* Brief
Determine how many lines include the word "title", then give that number and nothing more.

Saved data entries:
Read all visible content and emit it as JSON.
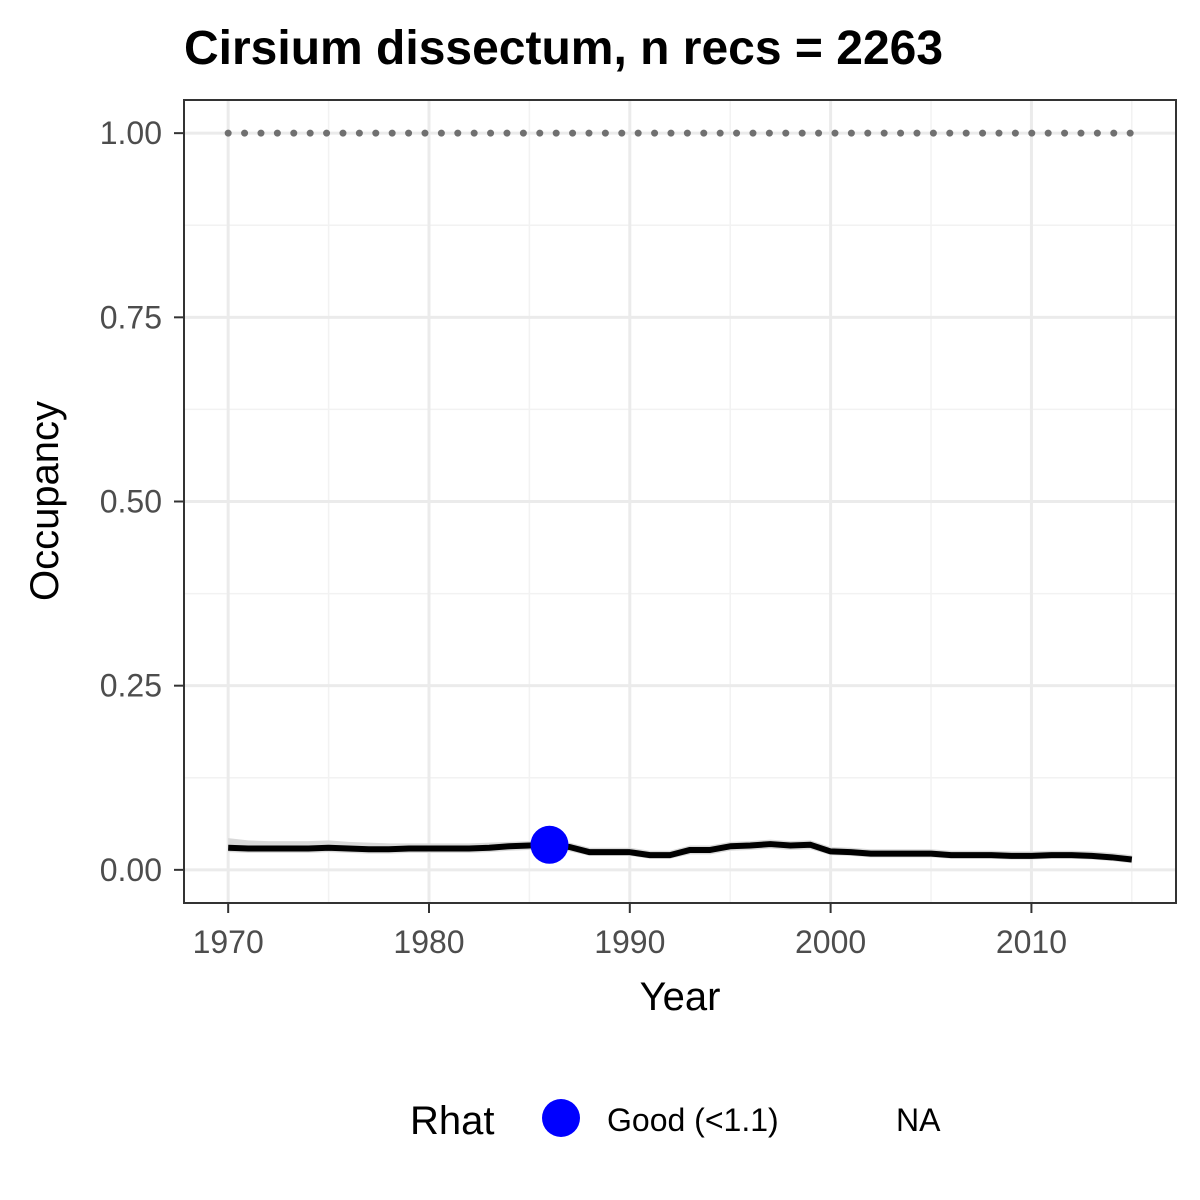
{
  "chart_data": {
    "type": "line",
    "title": "Cirsium dissectum, n recs = 2263",
    "xlabel": "Year",
    "ylabel": "Occupancy",
    "xlim": [
      1967.8,
      2017.2
    ],
    "ylim": [
      -0.045,
      1.045
    ],
    "x_ticks": [
      1970,
      1980,
      1990,
      2000,
      2010
    ],
    "x_tick_labels": [
      "1970",
      "1980",
      "1990",
      "2000",
      "2010"
    ],
    "y_ticks": [
      0,
      0.25,
      0.5,
      0.75,
      1
    ],
    "y_tick_labels": [
      "0.00",
      "0.25",
      "0.50",
      "0.75",
      "1.00"
    ],
    "grid": true,
    "series": [
      {
        "x": [
          1970,
          1971,
          1972,
          1973,
          1974,
          1975,
          1976,
          1977,
          1978,
          1979,
          1980,
          1981,
          1982,
          1983,
          1984,
          1985,
          1986,
          1987,
          1988,
          1989,
          1990,
          1991,
          1992,
          1993,
          1994,
          1995,
          1996,
          1997,
          1998,
          1999,
          2000,
          2001,
          2002,
          2003,
          2004,
          2005,
          2006,
          2007,
          2008,
          2009,
          2010,
          2011,
          2012,
          2013,
          2014,
          2015
        ],
        "values": [
          0.03,
          0.029,
          0.029,
          0.029,
          0.029,
          0.03,
          0.029,
          0.028,
          0.028,
          0.029,
          0.029,
          0.029,
          0.029,
          0.03,
          0.032,
          0.033,
          0.034,
          0.031,
          0.024,
          0.024,
          0.024,
          0.02,
          0.02,
          0.027,
          0.027,
          0.032,
          0.033,
          0.035,
          0.033,
          0.034,
          0.025,
          0.024,
          0.022,
          0.022,
          0.022,
          0.022,
          0.02,
          0.02,
          0.02,
          0.019,
          0.019,
          0.02,
          0.02,
          0.019,
          0.017,
          0.014
        ],
        "lower": [
          0.024,
          0.023,
          0.023,
          0.023,
          0.023,
          0.024,
          0.023,
          0.022,
          0.022,
          0.023,
          0.023,
          0.023,
          0.023,
          0.024,
          0.026,
          0.027,
          0.028,
          0.025,
          0.019,
          0.019,
          0.019,
          0.015,
          0.015,
          0.021,
          0.021,
          0.026,
          0.027,
          0.029,
          0.027,
          0.028,
          0.02,
          0.019,
          0.017,
          0.017,
          0.017,
          0.017,
          0.015,
          0.015,
          0.015,
          0.014,
          0.014,
          0.015,
          0.015,
          0.014,
          0.012,
          0.009
        ],
        "upper": [
          0.043,
          0.04,
          0.039,
          0.039,
          0.039,
          0.04,
          0.038,
          0.037,
          0.036,
          0.036,
          0.036,
          0.036,
          0.036,
          0.037,
          0.038,
          0.039,
          0.04,
          0.037,
          0.03,
          0.03,
          0.03,
          0.026,
          0.026,
          0.033,
          0.033,
          0.038,
          0.039,
          0.041,
          0.039,
          0.04,
          0.031,
          0.03,
          0.028,
          0.028,
          0.028,
          0.028,
          0.026,
          0.026,
          0.026,
          0.025,
          0.025,
          0.026,
          0.026,
          0.025,
          0.023,
          0.02
        ],
        "color": "#000000",
        "band_color": "#d9d9d9"
      },
      {
        "style": "dotted",
        "x": [
          1970,
          2015
        ],
        "values": [
          1,
          1
        ],
        "color": "#707070"
      }
    ],
    "points": [
      {
        "x": 1986,
        "y": 0.034,
        "color": "#0000ff",
        "category": "Good (<1.1)"
      }
    ],
    "legend": {
      "title": "Rhat",
      "position": "bottom",
      "items": [
        {
          "label": "Good (<1.1)",
          "color": "#0000ff"
        },
        {
          "label": "NA",
          "color": ""
        }
      ]
    }
  }
}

* Exercise response
2